• **Material supplied**:
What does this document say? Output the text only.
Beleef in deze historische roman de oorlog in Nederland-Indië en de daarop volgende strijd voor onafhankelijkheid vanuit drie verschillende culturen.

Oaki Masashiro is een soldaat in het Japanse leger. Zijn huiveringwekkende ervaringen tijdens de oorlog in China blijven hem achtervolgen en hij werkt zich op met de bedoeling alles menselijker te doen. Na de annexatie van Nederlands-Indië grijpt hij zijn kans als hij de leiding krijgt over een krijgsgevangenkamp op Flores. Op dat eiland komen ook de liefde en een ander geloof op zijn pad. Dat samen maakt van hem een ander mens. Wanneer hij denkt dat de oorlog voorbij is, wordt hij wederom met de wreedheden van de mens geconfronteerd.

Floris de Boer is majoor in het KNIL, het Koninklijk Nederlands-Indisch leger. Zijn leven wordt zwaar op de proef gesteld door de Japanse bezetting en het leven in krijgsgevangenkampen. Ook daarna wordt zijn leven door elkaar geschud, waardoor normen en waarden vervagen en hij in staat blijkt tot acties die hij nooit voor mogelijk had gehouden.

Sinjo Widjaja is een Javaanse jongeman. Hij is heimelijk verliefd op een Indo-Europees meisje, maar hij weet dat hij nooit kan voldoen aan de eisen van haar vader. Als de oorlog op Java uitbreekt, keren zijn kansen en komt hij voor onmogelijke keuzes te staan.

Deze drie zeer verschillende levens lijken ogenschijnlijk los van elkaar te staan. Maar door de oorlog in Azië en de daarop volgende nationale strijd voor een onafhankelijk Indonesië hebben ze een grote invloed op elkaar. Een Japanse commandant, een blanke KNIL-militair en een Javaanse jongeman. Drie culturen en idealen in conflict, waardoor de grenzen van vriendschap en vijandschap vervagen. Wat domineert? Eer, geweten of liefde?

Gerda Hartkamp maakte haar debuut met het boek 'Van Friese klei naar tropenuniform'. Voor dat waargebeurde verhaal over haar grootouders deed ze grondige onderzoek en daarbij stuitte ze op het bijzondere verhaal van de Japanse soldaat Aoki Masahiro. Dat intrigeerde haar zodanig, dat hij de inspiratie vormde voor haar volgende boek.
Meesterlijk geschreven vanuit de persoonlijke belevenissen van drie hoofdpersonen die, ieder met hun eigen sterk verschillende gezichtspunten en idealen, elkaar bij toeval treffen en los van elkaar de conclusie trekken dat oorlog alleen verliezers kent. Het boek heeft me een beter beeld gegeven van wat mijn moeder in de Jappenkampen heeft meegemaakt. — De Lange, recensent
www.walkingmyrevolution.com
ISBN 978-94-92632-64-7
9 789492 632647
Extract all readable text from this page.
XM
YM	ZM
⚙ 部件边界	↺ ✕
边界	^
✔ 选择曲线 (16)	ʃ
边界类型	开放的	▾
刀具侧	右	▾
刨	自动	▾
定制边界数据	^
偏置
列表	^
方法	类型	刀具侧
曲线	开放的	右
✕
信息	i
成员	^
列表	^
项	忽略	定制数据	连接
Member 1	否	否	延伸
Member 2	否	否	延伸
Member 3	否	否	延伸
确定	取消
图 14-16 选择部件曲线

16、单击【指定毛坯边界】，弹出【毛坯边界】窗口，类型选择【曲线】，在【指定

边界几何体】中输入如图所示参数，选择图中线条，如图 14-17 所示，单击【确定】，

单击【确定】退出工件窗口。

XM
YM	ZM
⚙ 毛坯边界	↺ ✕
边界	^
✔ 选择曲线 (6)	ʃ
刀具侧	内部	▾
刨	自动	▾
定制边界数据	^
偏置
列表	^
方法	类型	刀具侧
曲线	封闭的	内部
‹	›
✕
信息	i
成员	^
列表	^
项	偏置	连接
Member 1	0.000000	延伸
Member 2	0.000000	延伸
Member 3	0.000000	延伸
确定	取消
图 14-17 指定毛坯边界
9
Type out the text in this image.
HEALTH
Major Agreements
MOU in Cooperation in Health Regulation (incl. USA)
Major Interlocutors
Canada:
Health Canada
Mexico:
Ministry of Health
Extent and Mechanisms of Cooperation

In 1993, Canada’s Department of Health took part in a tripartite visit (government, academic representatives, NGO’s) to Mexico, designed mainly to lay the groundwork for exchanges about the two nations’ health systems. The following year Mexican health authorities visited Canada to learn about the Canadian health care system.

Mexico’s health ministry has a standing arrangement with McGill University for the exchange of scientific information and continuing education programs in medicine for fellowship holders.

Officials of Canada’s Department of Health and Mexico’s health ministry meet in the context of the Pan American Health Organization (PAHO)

• **To be done**:
Using the data above, return each line exactly as written.

• **Expected answer**:
What does this document say? Output the text only.
Beleef in deze historische roman de oorlog in Nederland-Indië en de daarop volgende strijd voor onafhankelijkheid vanuit drie verschillende culturen.

Oaki Masashiro is een soldaat in het Japanse leger. Zijn huiveringwekkende ervaringen tijdens de oorlog in China blijven hem achtervolgen en hij werkt zich op met de bedoeling alles menselijker te doen. Na de annexatie van Nederlands-Indië grijpt hij zijn kans als hij de leiding krijgt over een krijgsgevangenkamp op Flores. Op dat eiland komen ook de liefde en een ander geloof op zijn pad. Dat samen maakt van hem een ander mens. Wanneer hij denkt dat de oorlog voorbij is, wordt hij wederom met de wreedheden van de mens geconfronteerd.

Floris de Boer is majoor in het KNIL, het Koninklijk Nederlands-Indisch leger. Zijn leven wordt zwaar op de proef gesteld door de Japanse bezetting en het leven in krijgsgevangenkampen. Ook daarna wordt zijn leven door elkaar geschud, waardoor normen en waarden vervagen en hij in staat blijkt tot acties die hij nooit voor mogelijk had gehouden.

Sinjo Widjaja is een Javaanse jongeman. Hij is heimelijk verliefd op een Indo-Europees meisje, maar hij weet dat hij nooit kan voldoen aan de eisen van haar vader. Als de oorlog op Java uitbreekt, keren zijn kansen en komt hij voor onmogelijke keuzes te staan.

Deze drie zeer verschillende levens lijken ogenschijnlijk los van elkaar te staan. Maar door de oorlog in Azië en de daarop volgende nationale strijd voor een onafhankelijk Indonesië hebben ze een grote invloed op elkaar. Een Japanse commandant, een blanke KNIL-militair en een Javaanse jongeman. Drie culturen en idealen in conflict, waardoor de grenzen van vriendschap en vijandschap vervagen. Wat domineert? Eer, geweten of liefde?

Gerda Hartkamp maakte haar debuut met het boek 'Van Friese klei naar tropenuniform'. Voor dat waargebeurde verhaal over haar grootouders deed ze grondige onderzoek en daarbij stuitte ze op het bijzondere verhaal van de Japanse soldaat Aoki Masahiro. Dat intrigeerde haar zodanig, dat hij de inspiratie vormde voor haar volgende boek.
Meesterlijk geschreven vanuit de persoonlijke belevenissen van drie hoofdpersonen die, ieder met hun eigen sterk verschillende gezichtspunten en idealen, elkaar bij toeval treffen en los van elkaar de conclusie trekken dat oorlog alleen verliezers kent. Het boek heeft me een beter beeld gegeven van wat mijn moeder in de Jappenkampen heeft meegemaakt. — De Lange, recensent
www.walkingmyrevolution.com
ISBN 978-94-92632-64-7
9 789492 632647
Extract all readable text from this page.
XM
YM	ZM
⚙ 部件边界	↺ ✕
边界	^
✔ 选择曲线 (16)	ʃ
边界类型	开放的	▾
刀具侧	右	▾
刨	自动	▾
定制边界数据	^
偏置
列表	^
方法	类型	刀具侧
曲线	开放的	右
✕
信息	i
成员	^
列表	^
项	忽略	定制数据	连接
Member 1	否	否	延伸
Member 2	否	否	延伸
Member 3	否	否	延伸
确定	取消
图 14-16 选择部件曲线

16、单击【指定毛坯边界】，弹出【毛坯边界】窗口，类型选择【曲线】，在【指定

边界几何体】中输入如图所示参数，选择图中线条，如图 14-17 所示，单击【确定】，

单击【确定】退出工件窗口。

XM
YM	ZM
⚙ 毛坯边界	↺ ✕
边界	^
✔ 选择曲线 (6)	ʃ
刀具侧	内部	▾
刨	自动	▾
定制边界数据	^
偏置
列表	^
方法	类型	刀具侧
曲线	封闭的	内部
‹	›
✕
信息	i
成员	^
列表	^
项	偏置	连接
Member 1	0.000000	延伸
Member 2	0.000000	延伸
Member 3	0.000000	延伸
确定	取消
图 14-17 指定毛坯边界
9
Type out the text in this image.
HEALTH
Major Agreements
MOU in Cooperation in Health Regulation (incl. USA)
Major Interlocutors
Canada:
Health Canada
Mexico:
Ministry of Health
Extent and Mechanisms of Cooperation

In 1993, Canada’s Department of Health took part in a tripartite visit (government, academic representatives, NGO’s) to Mexico, designed mainly to lay the groundwork for exchanges about the two nations’ health systems. The following year Mexican health authorities visited Canada to learn about the Canadian health care system.

Mexico’s health ministry has a standing arrangement with McGill University for the exchange of scientific information and continuing education programs in medicine for fellowship holders.

Officials of Canada’s Department of Health and Mexico’s health ministry meet in the context of the Pan American Health Organization (PAHO)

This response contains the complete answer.